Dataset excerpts
★ ★ ★ ★

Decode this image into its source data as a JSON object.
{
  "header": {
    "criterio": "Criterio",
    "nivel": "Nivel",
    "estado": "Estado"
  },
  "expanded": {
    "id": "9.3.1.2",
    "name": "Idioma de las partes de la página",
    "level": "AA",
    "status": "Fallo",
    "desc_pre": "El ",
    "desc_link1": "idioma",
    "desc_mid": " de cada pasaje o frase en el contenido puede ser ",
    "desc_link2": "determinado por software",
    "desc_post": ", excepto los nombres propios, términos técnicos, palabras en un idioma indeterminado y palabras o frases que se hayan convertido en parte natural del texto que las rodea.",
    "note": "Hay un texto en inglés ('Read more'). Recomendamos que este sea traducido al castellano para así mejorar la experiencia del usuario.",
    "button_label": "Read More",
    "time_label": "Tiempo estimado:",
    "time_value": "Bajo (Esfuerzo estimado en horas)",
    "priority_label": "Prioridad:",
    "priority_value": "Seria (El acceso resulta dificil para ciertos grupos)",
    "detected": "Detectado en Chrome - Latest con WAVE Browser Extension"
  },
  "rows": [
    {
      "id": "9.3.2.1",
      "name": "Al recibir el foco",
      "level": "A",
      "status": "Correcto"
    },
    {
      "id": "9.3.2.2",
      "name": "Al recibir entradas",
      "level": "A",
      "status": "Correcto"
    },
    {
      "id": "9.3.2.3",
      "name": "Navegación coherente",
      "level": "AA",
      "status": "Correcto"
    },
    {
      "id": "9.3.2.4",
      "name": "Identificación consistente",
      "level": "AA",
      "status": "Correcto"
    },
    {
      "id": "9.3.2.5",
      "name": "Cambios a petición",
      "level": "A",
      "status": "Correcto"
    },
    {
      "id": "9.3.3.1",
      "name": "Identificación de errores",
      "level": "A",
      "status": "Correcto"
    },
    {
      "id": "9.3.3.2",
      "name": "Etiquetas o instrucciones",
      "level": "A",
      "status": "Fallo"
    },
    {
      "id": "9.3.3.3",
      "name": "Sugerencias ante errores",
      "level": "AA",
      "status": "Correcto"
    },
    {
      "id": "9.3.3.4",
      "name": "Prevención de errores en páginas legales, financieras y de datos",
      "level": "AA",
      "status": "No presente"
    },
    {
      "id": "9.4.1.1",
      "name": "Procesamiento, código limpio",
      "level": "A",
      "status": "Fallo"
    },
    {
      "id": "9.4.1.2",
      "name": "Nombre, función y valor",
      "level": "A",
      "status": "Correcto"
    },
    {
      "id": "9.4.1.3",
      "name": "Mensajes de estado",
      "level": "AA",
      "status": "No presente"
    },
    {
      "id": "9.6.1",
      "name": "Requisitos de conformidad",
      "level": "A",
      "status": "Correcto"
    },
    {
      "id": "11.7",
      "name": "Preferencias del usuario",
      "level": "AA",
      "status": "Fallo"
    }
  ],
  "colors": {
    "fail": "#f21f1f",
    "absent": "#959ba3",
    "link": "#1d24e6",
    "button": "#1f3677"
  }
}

★ ★ ★ ★

Task prompt:
Return all of the data exactly as it reads.

Correct response:
Decode this image into its source data as a JSON object.
{
  "header": {
    "criterio": "Criterio",
    "nivel": "Nivel",
    "estado": "Estado"
  },
  "expanded": {
    "id": "9.3.1.2",
    "name": "Idioma de las partes de la página",
    "level": "AA",
    "status": "Fallo",
    "desc_pre": "El ",
    "desc_link1": "idioma",
    "desc_mid": " de cada pasaje o frase en el contenido puede ser ",
    "desc_link2": "determinado por software",
    "desc_post": ", excepto los nombres propios, términos técnicos, palabras en un idioma indeterminado y palabras o frases que se hayan convertido en parte natural del texto que las rodea.",
    "note": "Hay un texto en inglés ('Read more'). Recomendamos que este sea traducido al castellano para así mejorar la experiencia del usuario.",
    "button_label": "Read More",
    "time_label": "Tiempo estimado:",
    "time_value": "Bajo (Esfuerzo estimado en horas)",
    "priority_label": "Prioridad:",
    "priority_value": "Seria (El acceso resulta dificil para ciertos grupos)",
    "detected": "Detectado en Chrome - Latest con WAVE Browser Extension"
  },
  "rows": [
    {
      "id": "9.3.2.1",
      "name": "Al recibir el foco",
      "level": "A",
      "status": "Correcto"
    },
    {
      "id": "9.3.2.2",
      "name": "Al recibir entradas",
      "level": "A",
      "status": "Correcto"
    },
    {
      "id": "9.3.2.3",
      "name": "Navegación coherente",
      "level": "AA",
      "status": "Correcto"
    },
    {
      "id": "9.3.2.4",
      "name": "Identificación consistente",
      "level": "AA",
      "status": "Correcto"
    },
    {
      "id": "9.3.2.5",
      "name": "Cambios a petición",
      "level": "A",
      "status": "Correcto"
    },
    {
      "id": "9.3.3.1",
      "name": "Identificación de errores",
      "level": "A",
      "status": "Correcto"
    },
    {
      "id": "9.3.3.2",
      "name": "Etiquetas o instrucciones",
      "level": "A",
      "status": "Fallo"
    },
    {
      "id": "9.3.3.3",
      "name": "Sugerencias ante errores",
      "level": "AA",
      "status": "Correcto"
    },
    {
      "id": "9.3.3.4",
      "name": "Prevención de errores en páginas legales, financieras y de datos",
      "level": "AA",
      "status": "No presente"
    },
    {
      "id": "9.4.1.1",
      "name": "Procesamiento, código limpio",
      "level": "A",
      "status": "Fallo"
    },
    {
      "id": "9.4.1.2",
      "name": "Nombre, función y valor",
      "level": "A",
      "status": "Correcto"
    },
    {
      "id": "9.4.1.3",
      "name": "Mensajes de estado",
      "level": "AA",
      "status": "No presente"
    },
    {
      "id": "9.6.1",
      "name": "Requisitos de conformidad",
      "level": "A",
      "status": "Correcto"
    },
    {
      "id": "11.7",
      "name": "Preferencias del usuario",
      "level": "AA",
      "status": "Fallo"
    }
  ],
  "colors": {
    "fail": "#f21f1f",
    "absent": "#959ba3",
    "link": "#1d24e6",
    "button": "#1f3677"
  }
}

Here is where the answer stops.